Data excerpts
____

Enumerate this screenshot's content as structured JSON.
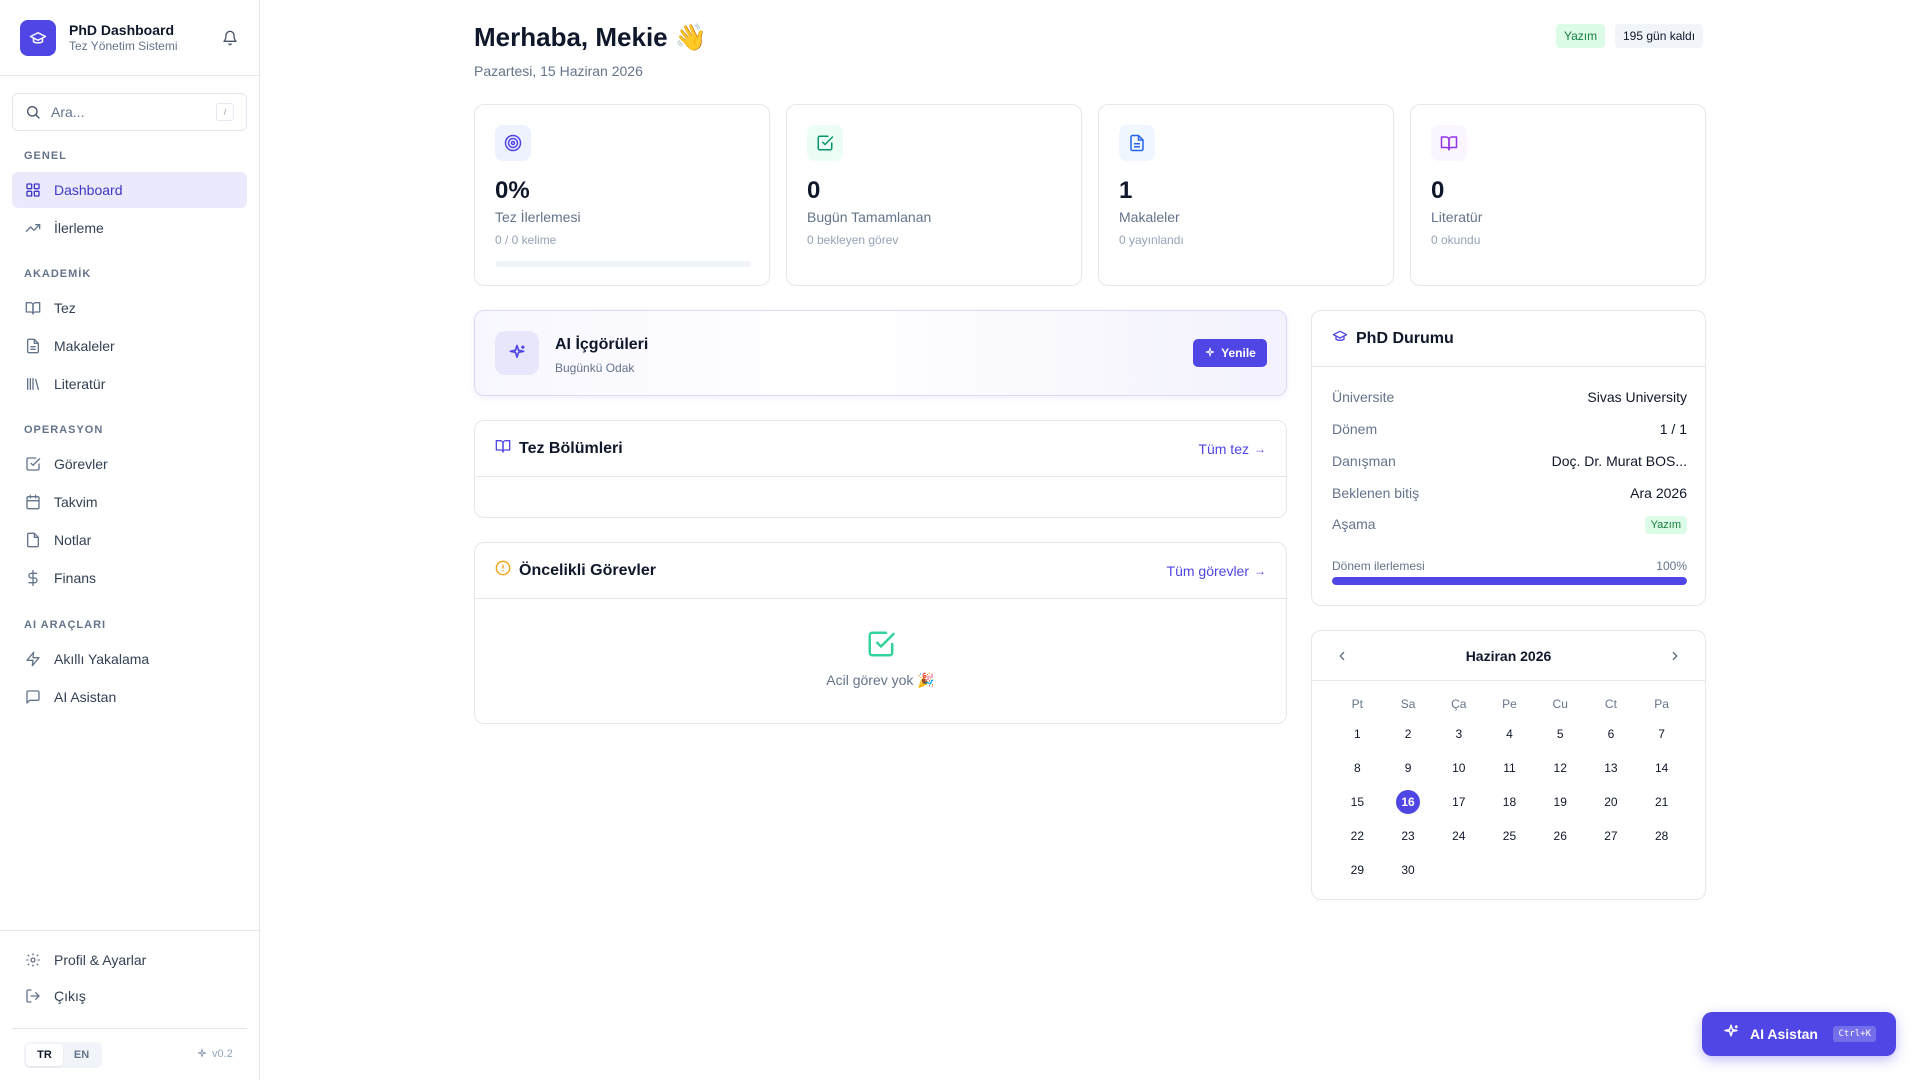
{
  "brand": {
    "title": "PhD Dashboard",
    "subtitle": "Tez Yönetim Sistemi"
  },
  "search": {
    "placeholder": "Ara...",
    "shortcut": "/"
  },
  "nav": {
    "sections": {
      "general": "GENEL",
      "academic": "AKADEMİK",
      "operations": "OPERASYON",
      "ai_tools": "AI ARAÇLARI"
    },
    "items": {
      "dashboard": "Dashboard",
      "progress": "İlerleme",
      "thesis": "Tez",
      "articles": "Makaleler",
      "literature": "Literatür",
      "tasks": "Görevler",
      "calendar": "Takvim",
      "notes": "Notlar",
      "finance": "Finans",
      "smart_capture": "Akıllı Yakalama",
      "ai_assistant": "AI Asistan"
    },
    "bottom": {
      "profile": "Profil & Ayarlar",
      "logout": "Çıkış"
    },
    "lang": {
      "tr": "TR",
      "en": "EN"
    },
    "version": "v0.2"
  },
  "header": {
    "greeting": "Merhaba, Mekie 👋",
    "date": "Pazartesi, 15 Haziran 2026",
    "stage_badge": "Yazım",
    "days_left": "195 gün kaldı"
  },
  "stats": {
    "thesis": {
      "value": "0%",
      "label": "Tez İlerlemesi",
      "sub": "0 / 0 kelime",
      "progress": 0
    },
    "today": {
      "value": "0",
      "label": "Bugün Tamamlanan",
      "sub": "0 bekleyen görev"
    },
    "articles": {
      "value": "1",
      "label": "Makaleler",
      "sub": "0 yayınlandı"
    },
    "literature": {
      "value": "0",
      "label": "Literatür",
      "sub": "0 okundu"
    }
  },
  "ai_insights": {
    "title": "AI İçgörüleri",
    "subtitle": "Bugünkü Odak",
    "button": "Yenile"
  },
  "chapters": {
    "title": "Tez Bölümleri",
    "link": "Tüm tez"
  },
  "priority": {
    "title": "Öncelikli Görevler",
    "link": "Tüm görevler",
    "empty": "Acil görev yok 🎉"
  },
  "phd_status": {
    "title": "PhD Durumu",
    "rows": {
      "university": {
        "key": "Üniversite",
        "value": "Sivas University"
      },
      "term": {
        "key": "Dönem",
        "value": "1 / 1"
      },
      "advisor": {
        "key": "Danışman",
        "value": "Doç. Dr. Murat BOS..."
      },
      "expected_end": {
        "key": "Beklenen bitiş",
        "value": "Ara 2026"
      },
      "stage": {
        "key": "Aşama",
        "value": "Yazım"
      }
    },
    "progress_label": "Dönem ilerlemesi",
    "progress_value": "100%",
    "progress": 100
  },
  "calendar": {
    "month": "Haziran 2026",
    "weekdays": [
      "Pt",
      "Sa",
      "Ça",
      "Pe",
      "Cu",
      "Ct",
      "Pa"
    ],
    "days": [
      "1",
      "2",
      "3",
      "4",
      "5",
      "6",
      "7",
      "8",
      "9",
      "10",
      "11",
      "12",
      "13",
      "14",
      "15",
      "16",
      "17",
      "18",
      "19",
      "20",
      "21",
      "22",
      "23",
      "24",
      "25",
      "26",
      "27",
      "28",
      "29",
      "30"
    ],
    "today": "16"
  },
  "fab": {
    "label": "AI Asistan",
    "shortcut": "Ctrl+K"
  },
  "colors": {
    "accent": "#4f46e5",
    "success": "#15803d",
    "success_bg": "#dcfce7"
  }
}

____

# Exercise details
Quote all the records verbatim, dropping any pictures from your copy.

# Reply
Enumerate this screenshot's content as structured JSON.
{
  "brand": {
    "title": "PhD Dashboard",
    "subtitle": "Tez Yönetim Sistemi"
  },
  "search": {
    "placeholder": "Ara...",
    "shortcut": "/"
  },
  "nav": {
    "sections": {
      "general": "GENEL",
      "academic": "AKADEMİK",
      "operations": "OPERASYON",
      "ai_tools": "AI ARAÇLARI"
    },
    "items": {
      "dashboard": "Dashboard",
      "progress": "İlerleme",
      "thesis": "Tez",
      "articles": "Makaleler",
      "literature": "Literatür",
      "tasks": "Görevler",
      "calendar": "Takvim",
      "notes": "Notlar",
      "finance": "Finans",
      "smart_capture": "Akıllı Yakalama",
      "ai_assistant": "AI Asistan"
    },
    "bottom": {
      "profile": "Profil & Ayarlar",
      "logout": "Çıkış"
    },
    "lang": {
      "tr": "TR",
      "en": "EN"
    },
    "version": "v0.2"
  },
  "header": {
    "greeting": "Merhaba, Mekie 👋",
    "date": "Pazartesi, 15 Haziran 2026",
    "stage_badge": "Yazım",
    "days_left": "195 gün kaldı"
  },
  "stats": {
    "thesis": {
      "value": "0%",
      "label": "Tez İlerlemesi",
      "sub": "0 / 0 kelime",
      "progress": 0
    },
    "today": {
      "value": "0",
      "label": "Bugün Tamamlanan",
      "sub": "0 bekleyen görev"
    },
    "articles": {
      "value": "1",
      "label": "Makaleler",
      "sub": "0 yayınlandı"
    },
    "literature": {
      "value": "0",
      "label": "Literatür",
      "sub": "0 okundu"
    }
  },
  "ai_insights": {
    "title": "AI İçgörüleri",
    "subtitle": "Bugünkü Odak",
    "button": "Yenile"
  },
  "chapters": {
    "title": "Tez Bölümleri",
    "link": "Tüm tez"
  },
  "priority": {
    "title": "Öncelikli Görevler",
    "link": "Tüm görevler",
    "empty": "Acil görev yok 🎉"
  },
  "phd_status": {
    "title": "PhD Durumu",
    "rows": {
      "university": {
        "key": "Üniversite",
        "value": "Sivas University"
      },
      "term": {
        "key": "Dönem",
        "value": "1 / 1"
      },
      "advisor": {
        "key": "Danışman",
        "value": "Doç. Dr. Murat BOS..."
      },
      "expected_end": {
        "key": "Beklenen bitiş",
        "value": "Ara 2026"
      },
      "stage": {
        "key": "Aşama",
        "value": "Yazım"
      }
    },
    "progress_label": "Dönem ilerlemesi",
    "progress_value": "100%",
    "progress": 100
  },
  "calendar": {
    "month": "Haziran 2026",
    "weekdays": [
      "Pt",
      "Sa",
      "Ça",
      "Pe",
      "Cu",
      "Ct",
      "Pa"
    ],
    "days": [
      "1",
      "2",
      "3",
      "4",
      "5",
      "6",
      "7",
      "8",
      "9",
      "10",
      "11",
      "12",
      "13",
      "14",
      "15",
      "16",
      "17",
      "18",
      "19",
      "20",
      "21",
      "22",
      "23",
      "24",
      "25",
      "26",
      "27",
      "28",
      "29",
      "30"
    ],
    "today": "16"
  },
  "fab": {
    "label": "AI Asistan",
    "shortcut": "Ctrl+K"
  },
  "colors": {
    "accent": "#4f46e5",
    "success": "#15803d",
    "success_bg": "#dcfce7"
  }
}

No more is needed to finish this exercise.